#### Task input
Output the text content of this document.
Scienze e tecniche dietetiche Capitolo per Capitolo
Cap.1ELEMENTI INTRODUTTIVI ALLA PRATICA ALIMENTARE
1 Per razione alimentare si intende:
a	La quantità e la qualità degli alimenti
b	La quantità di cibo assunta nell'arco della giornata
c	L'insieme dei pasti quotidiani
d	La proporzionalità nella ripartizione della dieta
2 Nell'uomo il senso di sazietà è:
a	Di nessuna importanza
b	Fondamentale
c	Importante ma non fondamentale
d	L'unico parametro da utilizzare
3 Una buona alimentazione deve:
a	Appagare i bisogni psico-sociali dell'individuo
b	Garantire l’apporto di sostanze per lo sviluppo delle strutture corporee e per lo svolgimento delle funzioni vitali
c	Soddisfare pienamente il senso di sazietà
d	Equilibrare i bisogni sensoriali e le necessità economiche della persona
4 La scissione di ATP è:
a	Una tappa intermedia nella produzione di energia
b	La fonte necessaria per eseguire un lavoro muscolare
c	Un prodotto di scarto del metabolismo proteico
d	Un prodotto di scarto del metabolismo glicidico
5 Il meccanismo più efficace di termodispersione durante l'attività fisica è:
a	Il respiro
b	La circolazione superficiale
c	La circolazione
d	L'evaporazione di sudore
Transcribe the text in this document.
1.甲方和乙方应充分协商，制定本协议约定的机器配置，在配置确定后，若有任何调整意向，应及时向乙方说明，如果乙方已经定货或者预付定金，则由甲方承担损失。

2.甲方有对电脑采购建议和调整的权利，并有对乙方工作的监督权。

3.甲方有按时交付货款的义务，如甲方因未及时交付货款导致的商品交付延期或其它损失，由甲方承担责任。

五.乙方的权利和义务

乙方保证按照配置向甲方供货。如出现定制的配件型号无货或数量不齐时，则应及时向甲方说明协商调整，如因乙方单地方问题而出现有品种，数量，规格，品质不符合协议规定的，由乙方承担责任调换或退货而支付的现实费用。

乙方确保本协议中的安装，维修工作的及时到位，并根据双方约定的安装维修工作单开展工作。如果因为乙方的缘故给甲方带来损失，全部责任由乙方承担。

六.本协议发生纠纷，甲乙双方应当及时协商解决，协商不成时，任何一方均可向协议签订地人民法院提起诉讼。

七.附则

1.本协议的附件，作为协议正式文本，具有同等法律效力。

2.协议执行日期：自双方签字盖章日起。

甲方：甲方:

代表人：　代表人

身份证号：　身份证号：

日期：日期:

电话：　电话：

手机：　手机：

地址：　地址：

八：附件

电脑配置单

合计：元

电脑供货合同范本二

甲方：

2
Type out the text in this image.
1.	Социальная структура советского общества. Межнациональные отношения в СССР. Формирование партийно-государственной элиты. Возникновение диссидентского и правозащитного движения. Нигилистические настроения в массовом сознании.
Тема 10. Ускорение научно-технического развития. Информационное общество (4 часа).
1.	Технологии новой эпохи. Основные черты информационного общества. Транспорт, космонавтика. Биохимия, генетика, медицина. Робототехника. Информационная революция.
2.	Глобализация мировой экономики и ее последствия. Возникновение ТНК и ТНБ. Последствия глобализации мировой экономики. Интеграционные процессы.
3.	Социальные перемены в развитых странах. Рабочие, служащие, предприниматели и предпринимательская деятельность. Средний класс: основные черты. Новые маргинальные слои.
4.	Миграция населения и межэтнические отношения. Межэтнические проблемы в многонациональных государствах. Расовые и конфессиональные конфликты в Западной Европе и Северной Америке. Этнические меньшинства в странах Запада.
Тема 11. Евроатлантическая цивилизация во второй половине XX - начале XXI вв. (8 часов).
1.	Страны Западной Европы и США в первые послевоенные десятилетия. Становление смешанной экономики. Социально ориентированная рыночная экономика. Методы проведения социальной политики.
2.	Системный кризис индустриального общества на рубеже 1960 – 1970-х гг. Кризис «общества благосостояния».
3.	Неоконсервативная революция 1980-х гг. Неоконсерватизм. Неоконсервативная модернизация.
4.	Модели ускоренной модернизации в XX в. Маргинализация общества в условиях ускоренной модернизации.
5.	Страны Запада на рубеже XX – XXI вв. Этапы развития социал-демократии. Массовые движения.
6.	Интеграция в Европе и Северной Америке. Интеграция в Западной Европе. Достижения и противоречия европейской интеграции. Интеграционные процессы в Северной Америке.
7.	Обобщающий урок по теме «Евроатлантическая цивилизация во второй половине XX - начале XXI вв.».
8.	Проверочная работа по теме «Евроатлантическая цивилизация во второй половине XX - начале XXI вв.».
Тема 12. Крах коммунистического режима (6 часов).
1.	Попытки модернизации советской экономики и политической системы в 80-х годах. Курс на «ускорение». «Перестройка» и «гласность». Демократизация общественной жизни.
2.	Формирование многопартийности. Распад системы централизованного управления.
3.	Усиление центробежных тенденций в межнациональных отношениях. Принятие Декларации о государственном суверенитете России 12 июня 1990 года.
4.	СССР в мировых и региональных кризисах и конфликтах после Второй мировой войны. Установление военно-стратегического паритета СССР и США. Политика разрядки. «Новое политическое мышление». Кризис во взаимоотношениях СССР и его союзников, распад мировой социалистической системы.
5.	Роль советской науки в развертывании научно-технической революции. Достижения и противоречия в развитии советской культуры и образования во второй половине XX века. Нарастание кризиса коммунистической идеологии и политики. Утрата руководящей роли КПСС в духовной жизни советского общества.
########
* [Your goal]: Reproduce all the records precisely.

* [Solution to this exercise]:
Output the text content of this document.
Scienze e tecniche dietetiche Capitolo per Capitolo
Cap.1ELEMENTI INTRODUTTIVI ALLA PRATICA ALIMENTARE
1 Per razione alimentare si intende:
a	La quantità e la qualità degli alimenti
b	La quantità di cibo assunta nell'arco della giornata
c	L'insieme dei pasti quotidiani
d	La proporzionalità nella ripartizione della dieta
2 Nell'uomo il senso di sazietà è:
a	Di nessuna importanza
b	Fondamentale
c	Importante ma non fondamentale
d	L'unico parametro da utilizzare
3 Una buona alimentazione deve:
a	Appagare i bisogni psico-sociali dell'individuo
b	Garantire l’apporto di sostanze per lo sviluppo delle strutture corporee e per lo svolgimento delle funzioni vitali
c	Soddisfare pienamente il senso di sazietà
d	Equilibrare i bisogni sensoriali e le necessità economiche della persona
4 La scissione di ATP è:
a	Una tappa intermedia nella produzione di energia
b	La fonte necessaria per eseguire un lavoro muscolare
c	Un prodotto di scarto del metabolismo proteico
d	Un prodotto di scarto del metabolismo glicidico
5 Il meccanismo più efficace di termodispersione durante l'attività fisica è:
a	Il respiro
b	La circolazione superficiale
c	La circolazione
d	L'evaporazione di sudore
Transcribe the text in this document.
1.甲方和乙方应充分协商，制定本协议约定的机器配置，在配置确定后，若有任何调整意向，应及时向乙方说明，如果乙方已经定货或者预付定金，则由甲方承担损失。

2.甲方有对电脑采购建议和调整的权利，并有对乙方工作的监督权。

3.甲方有按时交付货款的义务，如甲方因未及时交付货款导致的商品交付延期或其它损失，由甲方承担责任。

五.乙方的权利和义务

乙方保证按照配置向甲方供货。如出现定制的配件型号无货或数量不齐时，则应及时向甲方说明协商调整，如因乙方单地方问题而出现有品种，数量，规格，品质不符合协议规定的，由乙方承担责任调换或退货而支付的现实费用。

乙方确保本协议中的安装，维修工作的及时到位，并根据双方约定的安装维修工作单开展工作。如果因为乙方的缘故给甲方带来损失，全部责任由乙方承担。

六.本协议发生纠纷，甲乙双方应当及时协商解决，协商不成时，任何一方均可向协议签订地人民法院提起诉讼。

七.附则

1.本协议的附件，作为协议正式文本，具有同等法律效力。

2.协议执行日期：自双方签字盖章日起。

甲方：甲方:

代表人：　代表人

身份证号：　身份证号：

日期：日期:

电话：　电话：

手机：　手机：

地址：　地址：

八：附件

电脑配置单

合计：元

电脑供货合同范本二

甲方：

2
Type out the text in this image.
1.	Социальная структура советского общества. Межнациональные отношения в СССР. Формирование партийно-государственной элиты. Возникновение диссидентского и правозащитного движения. Нигилистические настроения в массовом сознании.
Тема 10. Ускорение научно-технического развития. Информационное общество (4 часа).
1.	Технологии новой эпохи. Основные черты информационного общества. Транспорт, космонавтика. Биохимия, генетика, медицина. Робототехника. Информационная революция.
2.	Глобализация мировой экономики и ее последствия. Возникновение ТНК и ТНБ. Последствия глобализации мировой экономики. Интеграционные процессы.
3.	Социальные перемены в развитых странах. Рабочие, служащие, предприниматели и предпринимательская деятельность. Средний класс: основные черты. Новые маргинальные слои.
4.	Миграция населения и межэтнические отношения. Межэтнические проблемы в многонациональных государствах. Расовые и конфессиональные конфликты в Западной Европе и Северной Америке. Этнические меньшинства в странах Запада.
Тема 11. Евроатлантическая цивилизация во второй половине XX - начале XXI вв. (8 часов).
1.	Страны Западной Европы и США в первые послевоенные десятилетия. Становление смешанной экономики. Социально ориентированная рыночная экономика. Методы проведения социальной политики.
2.	Системный кризис индустриального общества на рубеже 1960 – 1970-х гг. Кризис «общества благосостояния».
3.	Неоконсервативная революция 1980-х гг. Неоконсерватизм. Неоконсервативная модернизация.
4.	Модели ускоренной модернизации в XX в. Маргинализация общества в условиях ускоренной модернизации.
5.	Страны Запада на рубеже XX – XXI вв. Этапы развития социал-демократии. Массовые движения.
6.	Интеграция в Европе и Северной Америке. Интеграция в Западной Европе. Достижения и противоречия европейской интеграции. Интеграционные процессы в Северной Америке.
7.	Обобщающий урок по теме «Евроатлантическая цивилизация во второй половине XX - начале XXI вв.».
8.	Проверочная работа по теме «Евроатлантическая цивилизация во второй половине XX - начале XXI вв.».
Тема 12. Крах коммунистического режима (6 часов).
1.	Попытки модернизации советской экономики и политической системы в 80-х годах. Курс на «ускорение». «Перестройка» и «гласность». Демократизация общественной жизни.
2.	Формирование многопартийности. Распад системы централизованного управления.
3.	Усиление центробежных тенденций в межнациональных отношениях. Принятие Декларации о государственном суверенитете России 12 июня 1990 года.
4.	СССР в мировых и региональных кризисах и конфликтах после Второй мировой войны. Установление военно-стратегического паритета СССР и США. Политика разрядки. «Новое политическое мышление». Кризис во взаимоотношениях СССР и его союзников, распад мировой социалистической системы.
5.	Роль советской науки в развертывании научно-технической революции. Достижения и противоречия в развитии советской культуры и образования во второй половине XX века. Нарастание кризиса коммунистической идеологии и политики. Утрата руководящей роли КПСС в духовной жизни советского общества.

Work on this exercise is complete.